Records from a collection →

################

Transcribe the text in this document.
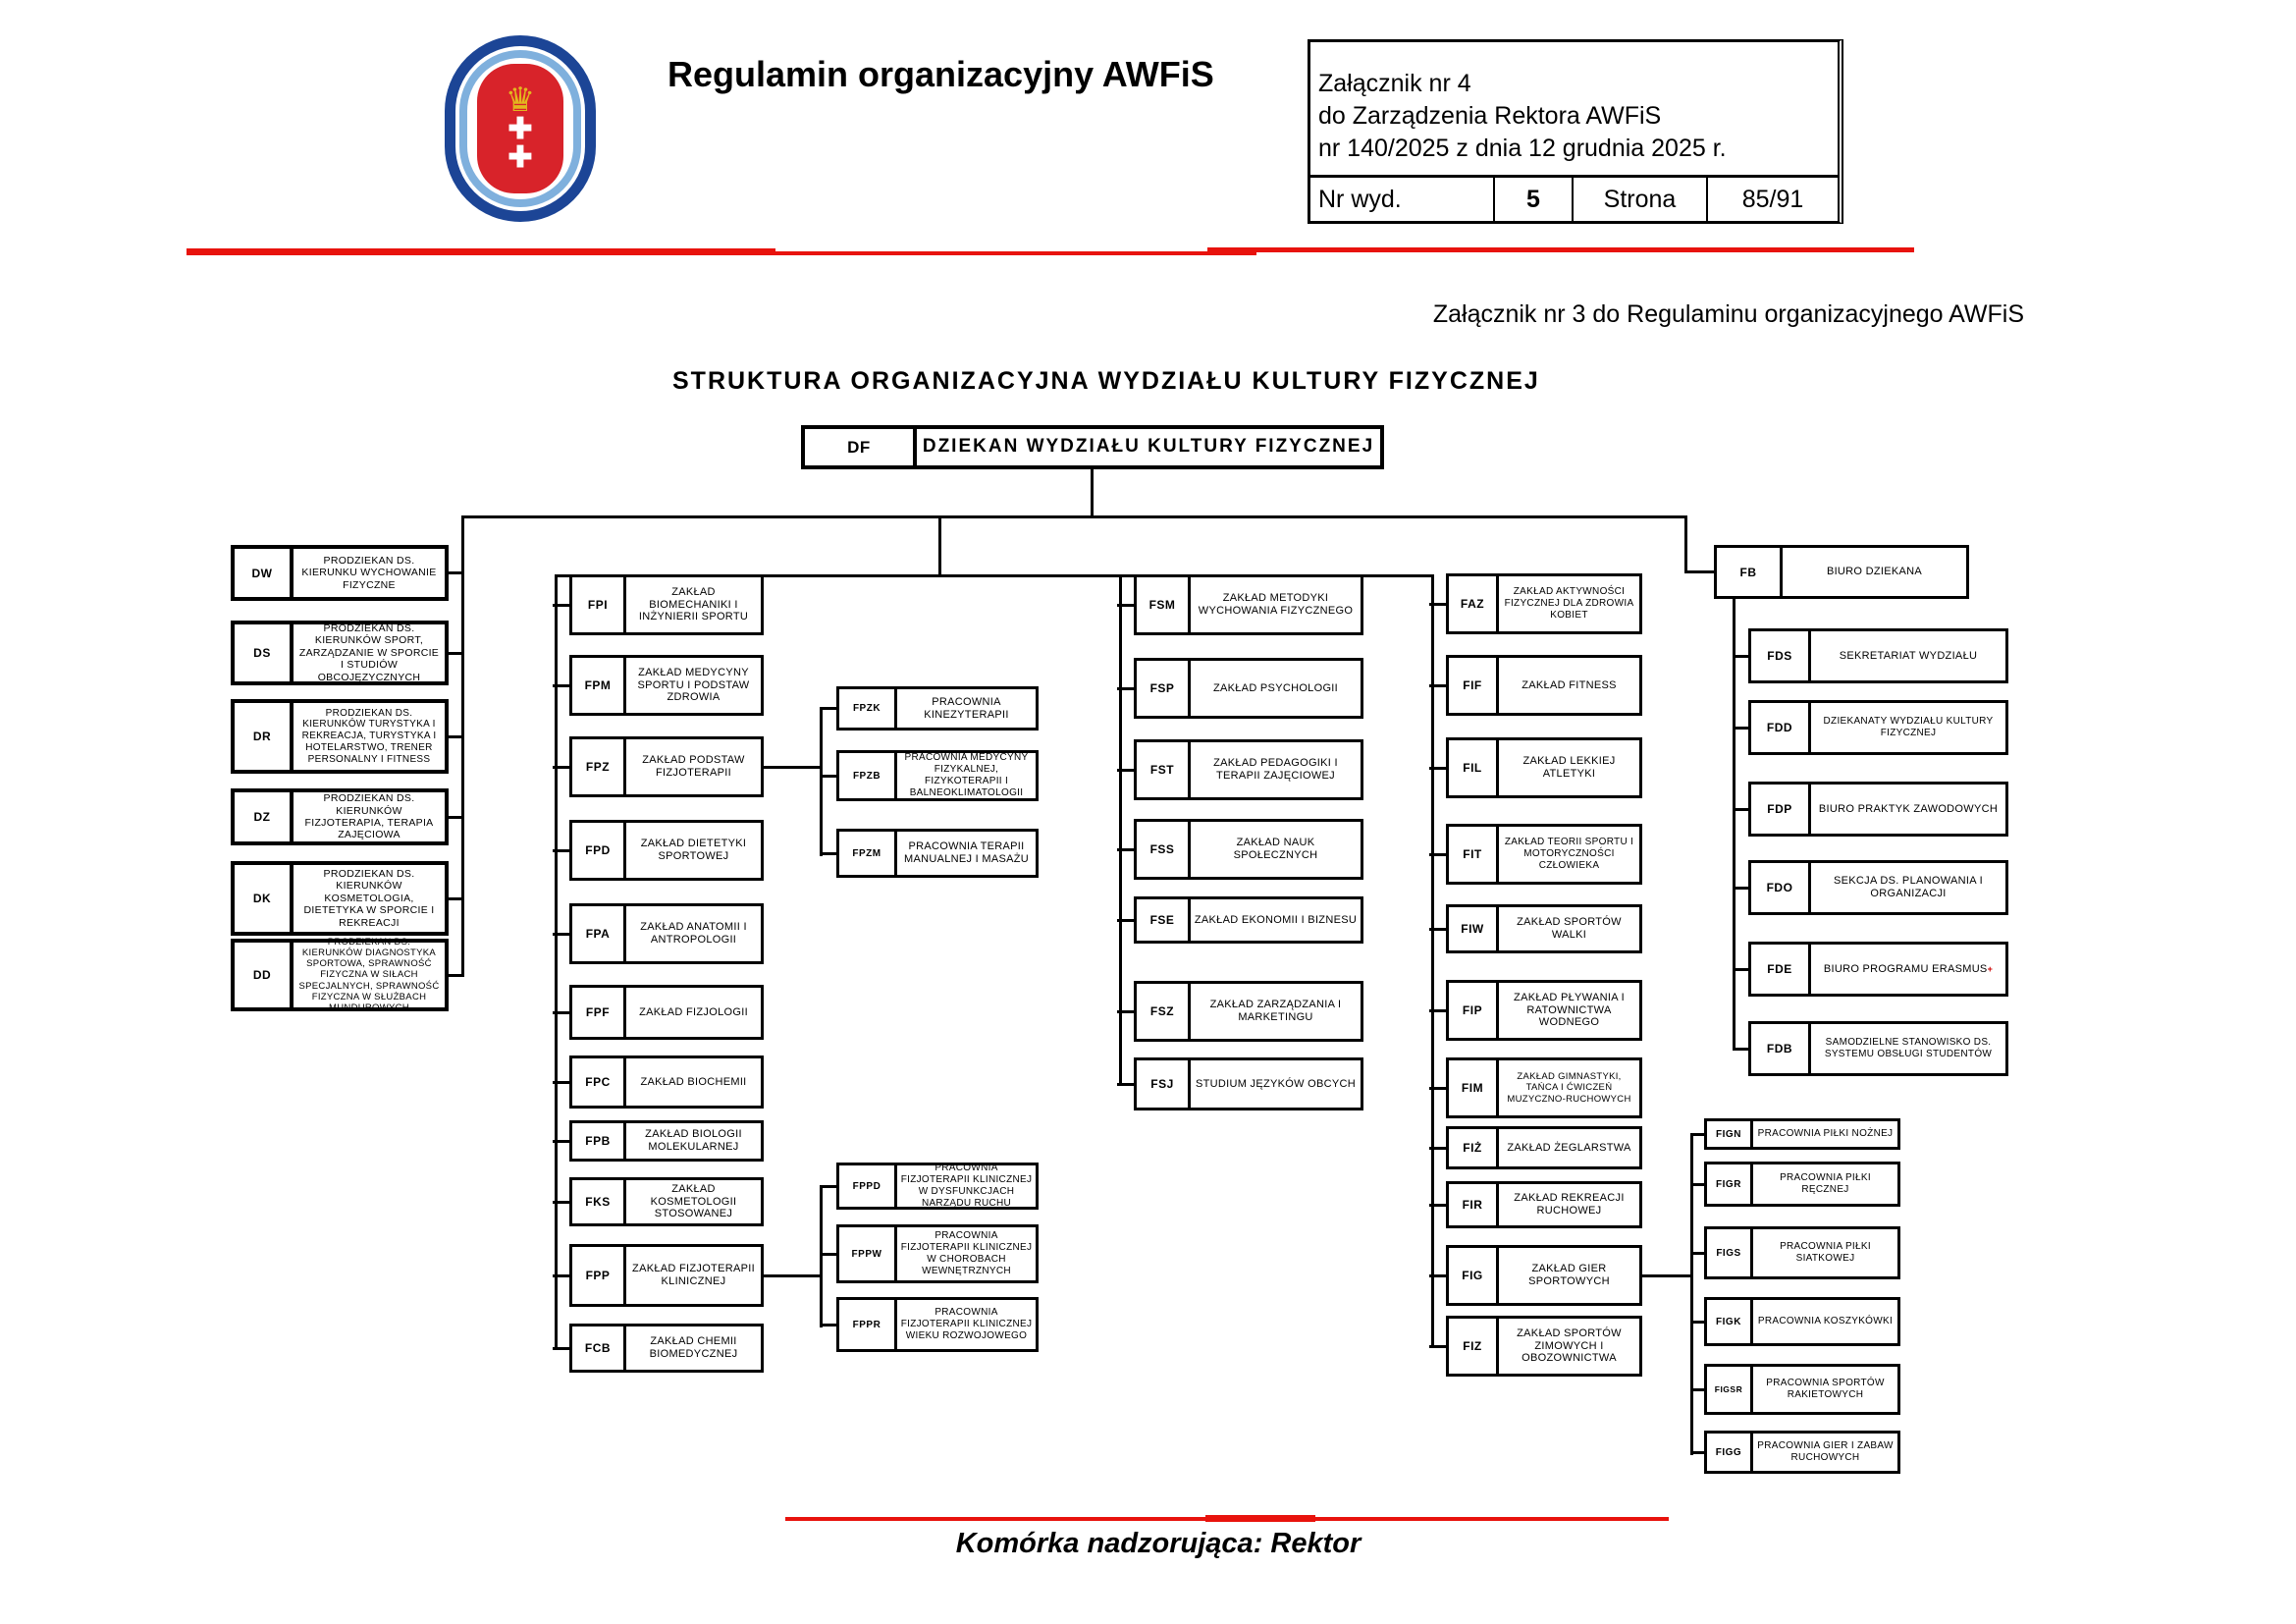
♛
✚
✚
Regulamin organizacyjny AWFiS	Załącznik nr 4
do Zarządzenia Rektora AWFiS
nr 140/2025 z dnia 12 grudnia 2025 r.
Nr wyd.	5	Strona	85/91
Załącznik nr 3 do Regulaminu organizacyjnego AWFiS
STRUKTURA ORGANIZACYJNA WYDZIAŁU KULTURY FIZYCZNEJ
DF	DZIEKAN WYDZIAŁU KULTURY FIZYCZNEJ
DW
PRODZIEKAN DS. KIERUNKU WYCHOWANIE FIZYCZNE
DS
PRODZIEKAN DS. KIERUNKÓW SPORT, ZARZĄDZANIE W SPORCIE I STUDIÓW OBCOJĘZYCZNYCH
DR
PRODZIEKAN DS. KIERUNKÓW TURYSTYKA I REKREACJA, TURYSTYKA I HOTELARSTWO, TRENER PERSONALNY I FITNESS
DZ
PRODZIEKAN DS. KIERUNKÓW FIZJOTERAPIA, TERAPIA ZAJĘCIOWA
DK
PRODZIEKAN DS. KIERUNKÓW KOSMETOLOGIA, DIETETYKA W SPORCIE I REKREACJI
DD
PRODZIEKAN DS. KIERUNKÓW DIAGNOSTYKA SPORTOWA, SPRAWNOŚĆ FIZYCZNA W SIŁACH SPECJALNYCH, SPRAWNOŚĆ FIZYCZNA W SŁUŻBACH MUNDUROWYCH
FPI
ZAKŁAD BIOMECHANIKI I INŻYNIERII SPORTU
FPM
ZAKŁAD MEDYCYNY SPORTU I PODSTAW ZDROWIA
FPZ	ZAKŁAD PODSTAW FIZJOTERAPII
FPD	ZAKŁAD DIETETYKI SPORTOWEJ
FPA	ZAKŁAD ANATOMII I ANTROPOLOGII
FPF	ZAKŁAD FIZJOLOGII
FPC	ZAKŁAD BIOCHEMII
FPB	ZAKŁAD BIOLOGII MOLEKULARNEJ
FKS
ZAKŁAD KOSMETOLOGII STOSOWANEJ
FPP	ZAKŁAD FIZJOTERAPII KLINICZNEJ
FCB	ZAKŁAD CHEMII BIOMEDYCZNEJ
FPZK
PRACOWNIA KINEZYTERAPII
FPZB
PRACOWNIA MEDYCYNY FIZYKALNEJ, FIZYKOTERAPII I BALNEOKLIMATOLOGII
FPZM
PRACOWNIA TERAPII MANUALNEJ I MASAŻU
FPPD
PRACOWNIA FIZJOTERAPII KLINICZNEJ W DYSFUNKCJACH NARZĄDU RUCHU
FPPW
PRACOWNIA FIZJOTERAPII KLINICZNEJ W CHOROBACH WEWNĘTRZNYCH
FPPR
PRACOWNIA FIZJOTERAPII KLINICZNEJ WIEKU ROZWOJOWEGO
FSM	ZAKŁAD METODYKI WYCHOWANIA FIZYCZNEGO
FSP	ZAKŁAD PSYCHOLOGII
FST	ZAKŁAD PEDAGOGIKI I TERAPII ZAJĘCIOWEJ
FSS	ZAKŁAD NAUK SPOŁECZNYCH
FSE	ZAKŁAD EKONOMII I BIZNESU
FSZ	ZAKŁAD ZARZĄDZANIA I MARKETINGU
FSJ	STUDIUM JĘZYKÓW OBCYCH
FAZ
ZAKŁAD AKTYWNOŚCI FIZYCZNEJ DLA ZDROWIA KOBIET
FIF	ZAKŁAD FITNESS
FIL	ZAKŁAD LEKKIEJ ATLETYKI
FIT
ZAKŁAD TEORII SPORTU I MOTORYCZNOŚCI CZŁOWIEKA
FIW	ZAKŁAD SPORTÓW WALKI
FIP
ZAKŁAD PŁYWANIA I RATOWNICTWA WODNEGO
FIM
ZAKŁAD GIMNASTYKI, TAŃCA I ĆWICZEŃ MUZYCZNO-RUCHOWYCH
FIŻ	ZAKŁAD ŻEGLARSTWA
FIR	ZAKŁAD REKREACJI RUCHOWEJ
FIG	ZAKŁAD GIER SPORTOWYCH
FIZ
ZAKŁAD SPORTÓW ZIMOWYCH I OBOZOWNICTWA
FIGN	PRACOWNIA PIŁKI NOŻNEJ
FIGR
PRACOWNIA PIŁKI RĘCZNEJ
FIGS
PRACOWNIA PIŁKI SIATKOWEJ
FIGK	PRACOWNIA KOSZYKÓWKI
FIGSR
PRACOWNIA SPORTÓW RAKIETOWYCH
FIGG
PRACOWNIA GIER I ZABAW RUCHOWYCH
FB	BIURO DZIEKANA
FDS	SEKRETARIAT WYDZIAŁU
FDD	DZIEKANATY WYDZIAŁU KULTURY FIZYCZNEJ
FDP	BIURO PRAKTYK ZAWODOWYCH
FDO	SEKCJA DS. PLANOWANIA I ORGANIZACJI
FDE	BIURO PROGRAMU ERASMUS +
FDB	SAMODZIELNE STANOWISKO DS. SYSTEMU OBSŁUGI STUDENTÓW
Komórka nadzorująca: Rektor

################

Short task → Repeat everything in the records precisely. Images are excluded from the copy.

Task response →
Transcribe the text in this document.
♛
✚
✚
Regulamin organizacyjny AWFiS	Załącznik nr 4
do Zarządzenia Rektora AWFiS
nr 140/2025 z dnia 12 grudnia 2025 r.
Nr wyd.	5	Strona	85/91
Załącznik nr 3 do Regulaminu organizacyjnego AWFiS
STRUKTURA ORGANIZACYJNA WYDZIAŁU KULTURY FIZYCZNEJ
DF	DZIEKAN WYDZIAŁU KULTURY FIZYCZNEJ
DW
PRODZIEKAN DS. KIERUNKU WYCHOWANIE FIZYCZNE
DS
PRODZIEKAN DS. KIERUNKÓW SPORT, ZARZĄDZANIE W SPORCIE I STUDIÓW OBCOJĘZYCZNYCH
DR
PRODZIEKAN DS. KIERUNKÓW TURYSTYKA I REKREACJA, TURYSTYKA I HOTELARSTWO, TRENER PERSONALNY I FITNESS
DZ
PRODZIEKAN DS. KIERUNKÓW FIZJOTERAPIA, TERAPIA ZAJĘCIOWA
DK
PRODZIEKAN DS. KIERUNKÓW KOSMETOLOGIA, DIETETYKA W SPORCIE I REKREACJI
DD
PRODZIEKAN DS. KIERUNKÓW DIAGNOSTYKA SPORTOWA, SPRAWNOŚĆ FIZYCZNA W SIŁACH SPECJALNYCH, SPRAWNOŚĆ FIZYCZNA W SŁUŻBACH MUNDUROWYCH
FPI
ZAKŁAD BIOMECHANIKI I INŻYNIERII SPORTU
FPM
ZAKŁAD MEDYCYNY SPORTU I PODSTAW ZDROWIA
FPZ	ZAKŁAD PODSTAW FIZJOTERAPII
FPD	ZAKŁAD DIETETYKI SPORTOWEJ
FPA	ZAKŁAD ANATOMII I ANTROPOLOGII
FPF	ZAKŁAD FIZJOLOGII
FPC	ZAKŁAD BIOCHEMII
FPB	ZAKŁAD BIOLOGII MOLEKULARNEJ
FKS
ZAKŁAD KOSMETOLOGII STOSOWANEJ
FPP	ZAKŁAD FIZJOTERAPII KLINICZNEJ
FCB	ZAKŁAD CHEMII BIOMEDYCZNEJ
FPZK
PRACOWNIA KINEZYTERAPII
FPZB
PRACOWNIA MEDYCYNY FIZYKALNEJ, FIZYKOTERAPII I BALNEOKLIMATOLOGII
FPZM
PRACOWNIA TERAPII MANUALNEJ I MASAŻU
FPPD
PRACOWNIA FIZJOTERAPII KLINICZNEJ W DYSFUNKCJACH NARZĄDU RUCHU
FPPW
PRACOWNIA FIZJOTERAPII KLINICZNEJ W CHOROBACH WEWNĘTRZNYCH
FPPR
PRACOWNIA FIZJOTERAPII KLINICZNEJ WIEKU ROZWOJOWEGO
FSM	ZAKŁAD METODYKI WYCHOWANIA FIZYCZNEGO
FSP	ZAKŁAD PSYCHOLOGII
FST	ZAKŁAD PEDAGOGIKI I TERAPII ZAJĘCIOWEJ
FSS	ZAKŁAD NAUK SPOŁECZNYCH
FSE	ZAKŁAD EKONOMII I BIZNESU
FSZ	ZAKŁAD ZARZĄDZANIA I MARKETINGU
FSJ	STUDIUM JĘZYKÓW OBCYCH
FAZ
ZAKŁAD AKTYWNOŚCI FIZYCZNEJ DLA ZDROWIA KOBIET
FIF	ZAKŁAD FITNESS
FIL	ZAKŁAD LEKKIEJ ATLETYKI
FIT
ZAKŁAD TEORII SPORTU I MOTORYCZNOŚCI CZŁOWIEKA
FIW	ZAKŁAD SPORTÓW WALKI
FIP
ZAKŁAD PŁYWANIA I RATOWNICTWA WODNEGO
FIM
ZAKŁAD GIMNASTYKI, TAŃCA I ĆWICZEŃ MUZYCZNO-RUCHOWYCH
FIŻ	ZAKŁAD ŻEGLARSTWA
FIR	ZAKŁAD REKREACJI RUCHOWEJ
FIG	ZAKŁAD GIER SPORTOWYCH
FIZ
ZAKŁAD SPORTÓW ZIMOWYCH I OBOZOWNICTWA
FIGN	PRACOWNIA PIŁKI NOŻNEJ
FIGR
PRACOWNIA PIŁKI RĘCZNEJ
FIGS
PRACOWNIA PIŁKI SIATKOWEJ
FIGK	PRACOWNIA KOSZYKÓWKI
FIGSR
PRACOWNIA SPORTÓW RAKIETOWYCH
FIGG
PRACOWNIA GIER I ZABAW RUCHOWYCH
FB	BIURO DZIEKANA
FDS	SEKRETARIAT WYDZIAŁU
FDD	DZIEKANATY WYDZIAŁU KULTURY FIZYCZNEJ
FDP	BIURO PRAKTYK ZAWODOWYCH
FDO	SEKCJA DS. PLANOWANIA I ORGANIZACJI
FDE	BIURO PROGRAMU ERASMUS +
FDB	SAMODZIELNE STANOWISKO DS. SYSTEMU OBSŁUGI STUDENTÓW
Komórka nadzorująca: Rektor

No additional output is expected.